What needs to be done » Restate the complete material exactly.

Data to use »

-- Begin --

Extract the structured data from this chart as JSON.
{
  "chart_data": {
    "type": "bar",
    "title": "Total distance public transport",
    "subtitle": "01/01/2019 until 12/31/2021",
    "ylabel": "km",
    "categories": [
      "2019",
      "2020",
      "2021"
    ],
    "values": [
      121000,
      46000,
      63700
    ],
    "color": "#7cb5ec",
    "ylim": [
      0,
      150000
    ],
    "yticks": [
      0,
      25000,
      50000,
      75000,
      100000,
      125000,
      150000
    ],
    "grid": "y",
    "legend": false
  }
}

-- End --

Result for this exercise »
Extract the structured data from this chart as JSON.
{
  "chart_data": {
    "type": "bar",
    "title": "Total distance public transport",
    "subtitle": "01/01/2019 until 12/31/2021",
    "ylabel": "km",
    "categories": [
      "2019",
      "2020",
      "2021"
    ],
    "values": [
      121000,
      46000,
      63700
    ],
    "color": "#7cb5ec",
    "ylim": [
      0,
      150000
    ],
    "yticks": [
      0,
      25000,
      50000,
      75000,
      100000,
      125000,
      150000
    ],
    "grid": "y",
    "legend": false
  }
}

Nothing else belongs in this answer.